# Task brief
Can you find the lines of the listing that include "BaiduNetdiskDownload" and copy every one?

Collected data entries:
= = = = = = =

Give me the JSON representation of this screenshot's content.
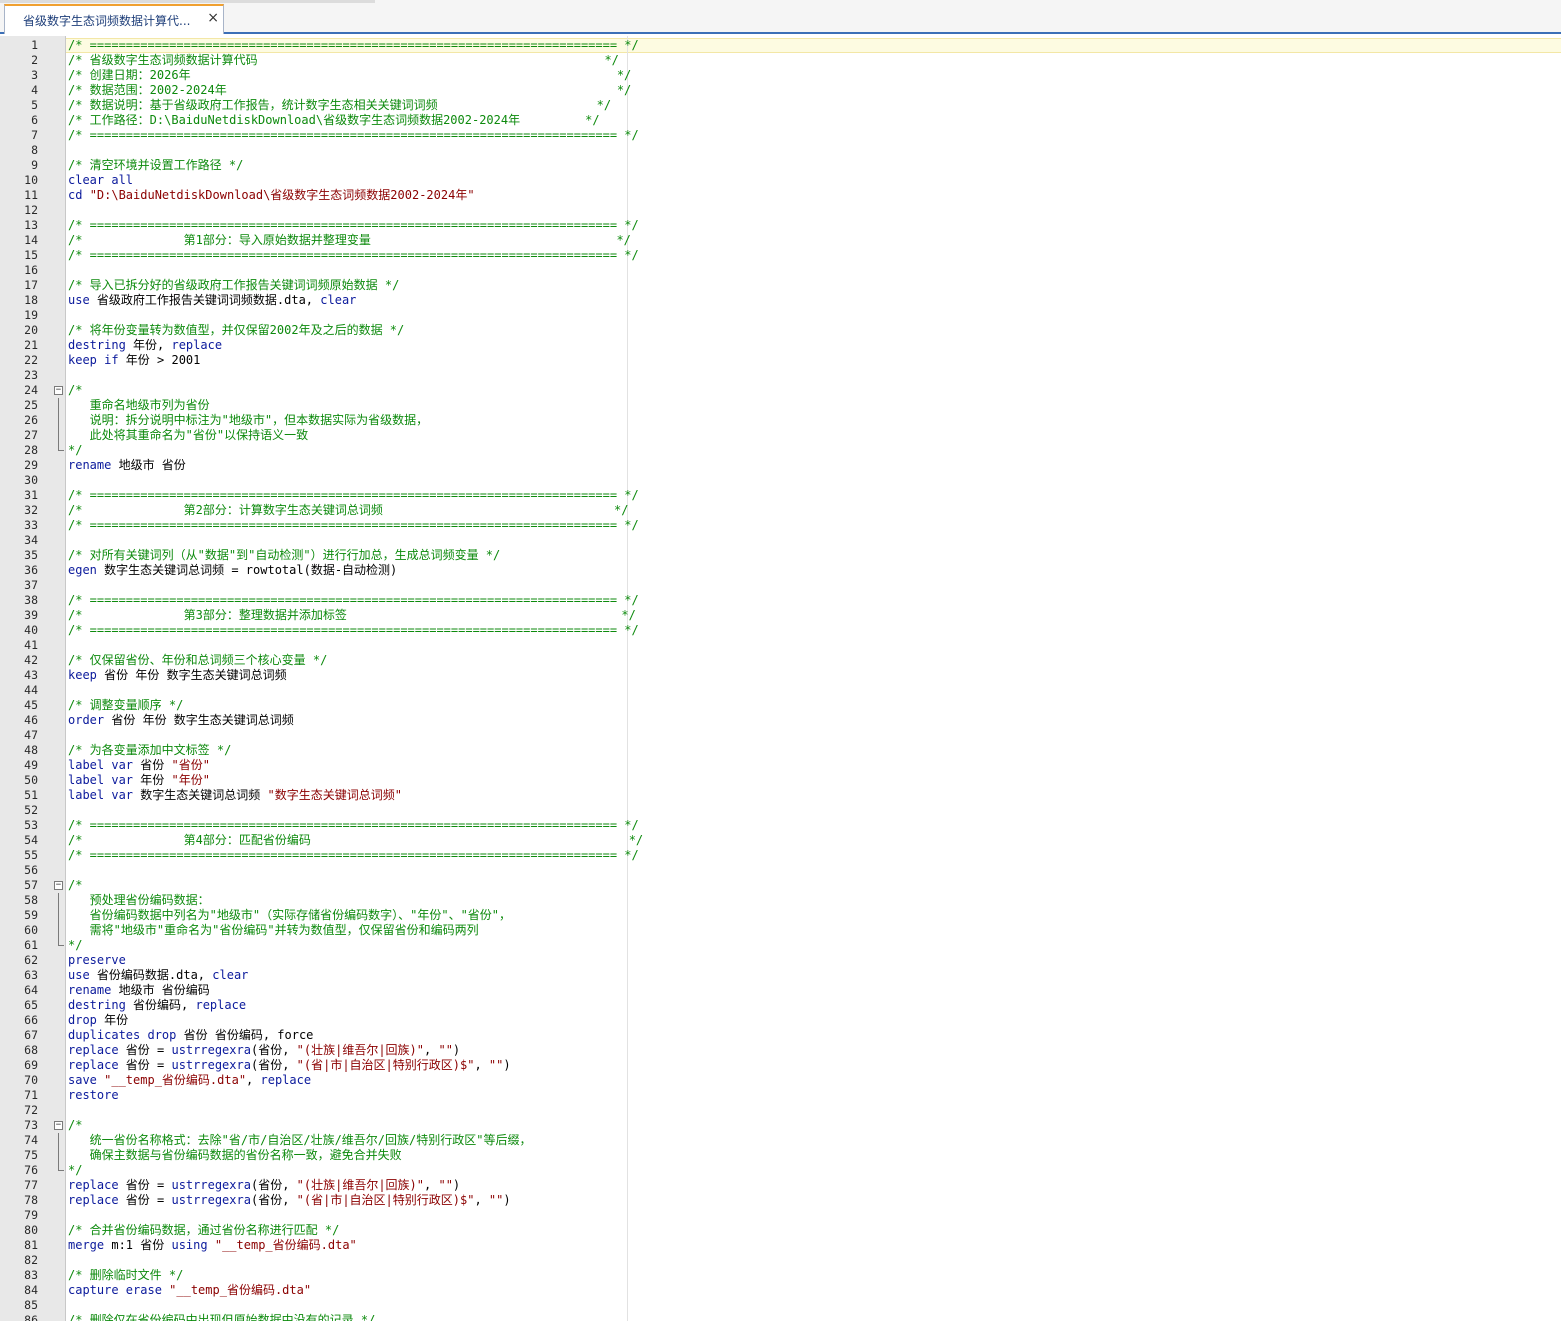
{
  "tab": {
    "title": "省级数字生态词频数据计算代...",
    "close_glyph": "×"
  },
  "editor": {
    "lines": [
      {
        "n": "1",
        "fold": "",
        "segs": [
          {
            "t": "c",
            "v": "/* ========================================================================= */"
          }
        ]
      },
      {
        "n": "2",
        "fold": "",
        "segs": [
          {
            "t": "c",
            "v": "/* 省级数字生态词频数据计算代码                                                */"
          }
        ]
      },
      {
        "n": "3",
        "fold": "",
        "segs": [
          {
            "t": "c",
            "v": "/* 创建日期：2026年                                                           */"
          }
        ]
      },
      {
        "n": "4",
        "fold": "",
        "segs": [
          {
            "t": "c",
            "v": "/* 数据范围：2002-2024年                                                      */"
          }
        ]
      },
      {
        "n": "5",
        "fold": "",
        "segs": [
          {
            "t": "c",
            "v": "/* 数据说明：基于省级政府工作报告，统计数字生态相关关键词词频                      */"
          }
        ]
      },
      {
        "n": "6",
        "fold": "",
        "segs": [
          {
            "t": "c",
            "v": "/* 工作路径：D:\\BaiduNetdiskDownload\\省级数字生态词频数据2002-2024年         */"
          }
        ]
      },
      {
        "n": "7",
        "fold": "",
        "segs": [
          {
            "t": "c",
            "v": "/* ========================================================================= */"
          }
        ]
      },
      {
        "n": "8",
        "fold": "",
        "segs": []
      },
      {
        "n": "9",
        "fold": "",
        "segs": [
          {
            "t": "c",
            "v": "/* 清空环境并设置工作路径 */"
          }
        ]
      },
      {
        "n": "10",
        "fold": "",
        "segs": [
          {
            "t": "k",
            "v": "clear all"
          }
        ]
      },
      {
        "n": "11",
        "fold": "",
        "segs": [
          {
            "t": "k",
            "v": "cd "
          },
          {
            "t": "s",
            "v": "\"D:\\BaiduNetdiskDownload\\省级数字生态词频数据2002-2024年\""
          }
        ]
      },
      {
        "n": "12",
        "fold": "",
        "segs": []
      },
      {
        "n": "13",
        "fold": "",
        "segs": [
          {
            "t": "c",
            "v": "/* ========================================================================= */"
          }
        ]
      },
      {
        "n": "14",
        "fold": "",
        "segs": [
          {
            "t": "c",
            "v": "/*              第1部分：导入原始数据并整理变量                                  */"
          }
        ]
      },
      {
        "n": "15",
        "fold": "",
        "segs": [
          {
            "t": "c",
            "v": "/* ========================================================================= */"
          }
        ]
      },
      {
        "n": "16",
        "fold": "",
        "segs": []
      },
      {
        "n": "17",
        "fold": "",
        "segs": [
          {
            "t": "c",
            "v": "/* 导入已拆分好的省级政府工作报告关键词词频原始数据 */"
          }
        ]
      },
      {
        "n": "18",
        "fold": "",
        "segs": [
          {
            "t": "k",
            "v": "use "
          },
          {
            "t": "t",
            "v": "省级政府工作报告关键词词频数据.dta, "
          },
          {
            "t": "k",
            "v": "clear"
          }
        ]
      },
      {
        "n": "19",
        "fold": "",
        "segs": []
      },
      {
        "n": "20",
        "fold": "",
        "segs": [
          {
            "t": "c",
            "v": "/* 将年份变量转为数值型，并仅保留2002年及之后的数据 */"
          }
        ]
      },
      {
        "n": "21",
        "fold": "",
        "segs": [
          {
            "t": "k",
            "v": "destring "
          },
          {
            "t": "t",
            "v": "年份, "
          },
          {
            "t": "k",
            "v": "replace"
          }
        ]
      },
      {
        "n": "22",
        "fold": "",
        "segs": [
          {
            "t": "k",
            "v": "keep if "
          },
          {
            "t": "t",
            "v": "年份 > 2001"
          }
        ]
      },
      {
        "n": "23",
        "fold": "",
        "segs": []
      },
      {
        "n": "24",
        "fold": "open",
        "segs": [
          {
            "t": "c",
            "v": "/*"
          }
        ]
      },
      {
        "n": "25",
        "fold": "bar",
        "segs": [
          {
            "t": "c",
            "v": "   重命名地级市列为省份"
          }
        ]
      },
      {
        "n": "26",
        "fold": "bar",
        "segs": [
          {
            "t": "c",
            "v": "   说明：拆分说明中标注为\"地级市\"，但本数据实际为省级数据，"
          }
        ]
      },
      {
        "n": "27",
        "fold": "bar",
        "segs": [
          {
            "t": "c",
            "v": "   此处将其重命名为\"省份\"以保持语义一致"
          }
        ]
      },
      {
        "n": "28",
        "fold": "end",
        "segs": [
          {
            "t": "c",
            "v": "*/"
          }
        ]
      },
      {
        "n": "29",
        "fold": "",
        "segs": [
          {
            "t": "k",
            "v": "rename "
          },
          {
            "t": "t",
            "v": "地级市 省份"
          }
        ]
      },
      {
        "n": "30",
        "fold": "",
        "segs": []
      },
      {
        "n": "31",
        "fold": "",
        "segs": [
          {
            "t": "c",
            "v": "/* ========================================================================= */"
          }
        ]
      },
      {
        "n": "32",
        "fold": "",
        "segs": [
          {
            "t": "c",
            "v": "/*              第2部分：计算数字生态关键词总词频                                */"
          }
        ]
      },
      {
        "n": "33",
        "fold": "",
        "segs": [
          {
            "t": "c",
            "v": "/* ========================================================================= */"
          }
        ]
      },
      {
        "n": "34",
        "fold": "",
        "segs": []
      },
      {
        "n": "35",
        "fold": "",
        "segs": [
          {
            "t": "c",
            "v": "/* 对所有关键词列（从\"数据\"到\"自动检测\"）进行行加总，生成总词频变量 */"
          }
        ]
      },
      {
        "n": "36",
        "fold": "",
        "segs": [
          {
            "t": "k",
            "v": "egen "
          },
          {
            "t": "t",
            "v": "数字生态关键词总词频 = rowtotal(数据-自动检测)"
          }
        ]
      },
      {
        "n": "37",
        "fold": "",
        "segs": []
      },
      {
        "n": "38",
        "fold": "",
        "segs": [
          {
            "t": "c",
            "v": "/* ========================================================================= */"
          }
        ]
      },
      {
        "n": "39",
        "fold": "",
        "segs": [
          {
            "t": "c",
            "v": "/*              第3部分：整理数据并添加标签                                      */"
          }
        ]
      },
      {
        "n": "40",
        "fold": "",
        "segs": [
          {
            "t": "c",
            "v": "/* ========================================================================= */"
          }
        ]
      },
      {
        "n": "41",
        "fold": "",
        "segs": []
      },
      {
        "n": "42",
        "fold": "",
        "segs": [
          {
            "t": "c",
            "v": "/* 仅保留省份、年份和总词频三个核心变量 */"
          }
        ]
      },
      {
        "n": "43",
        "fold": "",
        "segs": [
          {
            "t": "k",
            "v": "keep "
          },
          {
            "t": "t",
            "v": "省份 年份 数字生态关键词总词频"
          }
        ]
      },
      {
        "n": "44",
        "fold": "",
        "segs": []
      },
      {
        "n": "45",
        "fold": "",
        "segs": [
          {
            "t": "c",
            "v": "/* 调整变量顺序 */"
          }
        ]
      },
      {
        "n": "46",
        "fold": "",
        "segs": [
          {
            "t": "k",
            "v": "order "
          },
          {
            "t": "t",
            "v": "省份 年份 数字生态关键词总词频"
          }
        ]
      },
      {
        "n": "47",
        "fold": "",
        "segs": []
      },
      {
        "n": "48",
        "fold": "",
        "segs": [
          {
            "t": "c",
            "v": "/* 为各变量添加中文标签 */"
          }
        ]
      },
      {
        "n": "49",
        "fold": "",
        "segs": [
          {
            "t": "k",
            "v": "label var "
          },
          {
            "t": "t",
            "v": "省份 "
          },
          {
            "t": "s",
            "v": "\"省份\""
          }
        ]
      },
      {
        "n": "50",
        "fold": "",
        "segs": [
          {
            "t": "k",
            "v": "label var "
          },
          {
            "t": "t",
            "v": "年份 "
          },
          {
            "t": "s",
            "v": "\"年份\""
          }
        ]
      },
      {
        "n": "51",
        "fold": "",
        "segs": [
          {
            "t": "k",
            "v": "label var "
          },
          {
            "t": "t",
            "v": "数字生态关键词总词频 "
          },
          {
            "t": "s",
            "v": "\"数字生态关键词总词频\""
          }
        ]
      },
      {
        "n": "52",
        "fold": "",
        "segs": []
      },
      {
        "n": "53",
        "fold": "",
        "segs": [
          {
            "t": "c",
            "v": "/* ========================================================================= */"
          }
        ]
      },
      {
        "n": "54",
        "fold": "",
        "segs": [
          {
            "t": "c",
            "v": "/*              第4部分：匹配省份编码                                            */"
          }
        ]
      },
      {
        "n": "55",
        "fold": "",
        "segs": [
          {
            "t": "c",
            "v": "/* ========================================================================= */"
          }
        ]
      },
      {
        "n": "56",
        "fold": "",
        "segs": []
      },
      {
        "n": "57",
        "fold": "open",
        "segs": [
          {
            "t": "c",
            "v": "/*"
          }
        ]
      },
      {
        "n": "58",
        "fold": "bar",
        "segs": [
          {
            "t": "c",
            "v": "   预处理省份编码数据："
          }
        ]
      },
      {
        "n": "59",
        "fold": "bar",
        "segs": [
          {
            "t": "c",
            "v": "   省份编码数据中列名为\"地级市\"（实际存储省份编码数字）、\"年份\"、\"省份\"，"
          }
        ]
      },
      {
        "n": "60",
        "fold": "bar",
        "segs": [
          {
            "t": "c",
            "v": "   需将\"地级市\"重命名为\"省份编码\"并转为数值型，仅保留省份和编码两列"
          }
        ]
      },
      {
        "n": "61",
        "fold": "end",
        "segs": [
          {
            "t": "c",
            "v": "*/"
          }
        ]
      },
      {
        "n": "62",
        "fold": "",
        "segs": [
          {
            "t": "k",
            "v": "preserve"
          }
        ]
      },
      {
        "n": "63",
        "fold": "",
        "segs": [
          {
            "t": "k",
            "v": "use "
          },
          {
            "t": "t",
            "v": "省份编码数据.dta, "
          },
          {
            "t": "k",
            "v": "clear"
          }
        ]
      },
      {
        "n": "64",
        "fold": "",
        "segs": [
          {
            "t": "k",
            "v": "rename "
          },
          {
            "t": "t",
            "v": "地级市 省份编码"
          }
        ]
      },
      {
        "n": "65",
        "fold": "",
        "segs": [
          {
            "t": "k",
            "v": "destring "
          },
          {
            "t": "t",
            "v": "省份编码, "
          },
          {
            "t": "k",
            "v": "replace"
          }
        ]
      },
      {
        "n": "66",
        "fold": "",
        "segs": [
          {
            "t": "k",
            "v": "drop "
          },
          {
            "t": "t",
            "v": "年份"
          }
        ]
      },
      {
        "n": "67",
        "fold": "",
        "segs": [
          {
            "t": "k",
            "v": "duplicates drop "
          },
          {
            "t": "t",
            "v": "省份 省份编码, force"
          }
        ]
      },
      {
        "n": "68",
        "fold": "",
        "segs": [
          {
            "t": "k",
            "v": "replace "
          },
          {
            "t": "t",
            "v": "省份 = "
          },
          {
            "t": "k",
            "v": "ustrregexra"
          },
          {
            "t": "t",
            "v": "(省份, "
          },
          {
            "t": "s",
            "v": "\"(壮族|维吾尔|回族)\""
          },
          {
            "t": "t",
            "v": ", "
          },
          {
            "t": "s",
            "v": "\"\""
          },
          {
            "t": "t",
            "v": ")"
          }
        ]
      },
      {
        "n": "69",
        "fold": "",
        "segs": [
          {
            "t": "k",
            "v": "replace "
          },
          {
            "t": "t",
            "v": "省份 = "
          },
          {
            "t": "k",
            "v": "ustrregexra"
          },
          {
            "t": "t",
            "v": "(省份, "
          },
          {
            "t": "s",
            "v": "\"(省|市|自治区|特别行政区)$\""
          },
          {
            "t": "t",
            "v": ", "
          },
          {
            "t": "s",
            "v": "\"\""
          },
          {
            "t": "t",
            "v": ")"
          }
        ]
      },
      {
        "n": "70",
        "fold": "",
        "segs": [
          {
            "t": "k",
            "v": "save "
          },
          {
            "t": "s",
            "v": "\"__temp_省份编码.dta\""
          },
          {
            "t": "t",
            "v": ", "
          },
          {
            "t": "k",
            "v": "replace"
          }
        ]
      },
      {
        "n": "71",
        "fold": "",
        "segs": [
          {
            "t": "k",
            "v": "restore"
          }
        ]
      },
      {
        "n": "72",
        "fold": "",
        "segs": []
      },
      {
        "n": "73",
        "fold": "open",
        "segs": [
          {
            "t": "c",
            "v": "/*"
          }
        ]
      },
      {
        "n": "74",
        "fold": "bar",
        "segs": [
          {
            "t": "c",
            "v": "   统一省份名称格式：去除\"省/市/自治区/壮族/维吾尔/回族/特别行政区\"等后缀，"
          }
        ]
      },
      {
        "n": "75",
        "fold": "bar",
        "segs": [
          {
            "t": "c",
            "v": "   确保主数据与省份编码数据的省份名称一致，避免合并失败"
          }
        ]
      },
      {
        "n": "76",
        "fold": "end",
        "segs": [
          {
            "t": "c",
            "v": "*/"
          }
        ]
      },
      {
        "n": "77",
        "fold": "",
        "segs": [
          {
            "t": "k",
            "v": "replace "
          },
          {
            "t": "t",
            "v": "省份 = "
          },
          {
            "t": "k",
            "v": "ustrregexra"
          },
          {
            "t": "t",
            "v": "(省份, "
          },
          {
            "t": "s",
            "v": "\"(壮族|维吾尔|回族)\""
          },
          {
            "t": "t",
            "v": ", "
          },
          {
            "t": "s",
            "v": "\"\""
          },
          {
            "t": "t",
            "v": ")"
          }
        ]
      },
      {
        "n": "78",
        "fold": "",
        "segs": [
          {
            "t": "k",
            "v": "replace "
          },
          {
            "t": "t",
            "v": "省份 = "
          },
          {
            "t": "k",
            "v": "ustrregexra"
          },
          {
            "t": "t",
            "v": "(省份, "
          },
          {
            "t": "s",
            "v": "\"(省|市|自治区|特别行政区)$\""
          },
          {
            "t": "t",
            "v": ", "
          },
          {
            "t": "s",
            "v": "\"\""
          },
          {
            "t": "t",
            "v": ")"
          }
        ]
      },
      {
        "n": "79",
        "fold": "",
        "segs": []
      },
      {
        "n": "80",
        "fold": "",
        "segs": [
          {
            "t": "c",
            "v": "/* 合并省份编码数据，通过省份名称进行匹配 */"
          }
        ]
      },
      {
        "n": "81",
        "fold": "",
        "segs": [
          {
            "t": "k",
            "v": "merge "
          },
          {
            "t": "t",
            "v": "m:1 省份 "
          },
          {
            "t": "k",
            "v": "using "
          },
          {
            "t": "s",
            "v": "\"__temp_省份编码.dta\""
          }
        ]
      },
      {
        "n": "82",
        "fold": "",
        "segs": []
      },
      {
        "n": "83",
        "fold": "",
        "segs": [
          {
            "t": "c",
            "v": "/* 删除临时文件 */"
          }
        ]
      },
      {
        "n": "84",
        "fold": "",
        "segs": [
          {
            "t": "k",
            "v": "capture erase "
          },
          {
            "t": "s",
            "v": "\"__temp_省份编码.dta\""
          }
        ]
      },
      {
        "n": "85",
        "fold": "",
        "segs": []
      },
      {
        "n": "86",
        "fold": "",
        "segs": [
          {
            "t": "c",
            "v": "/* 删除仅在省份编码中出现但原始数据中没有的记录 */"
          }
        ]
      }
    ]
  }
}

= = = = = = =

# The result
            "v": "/* 工作路径：D:\\BaiduNetdiskDownload\\省级数字生态词频数据2002-2024年         */"
            "v": "\"D:\\BaiduNetdiskDownload\\省级数字生态词频数据2002-2024年\""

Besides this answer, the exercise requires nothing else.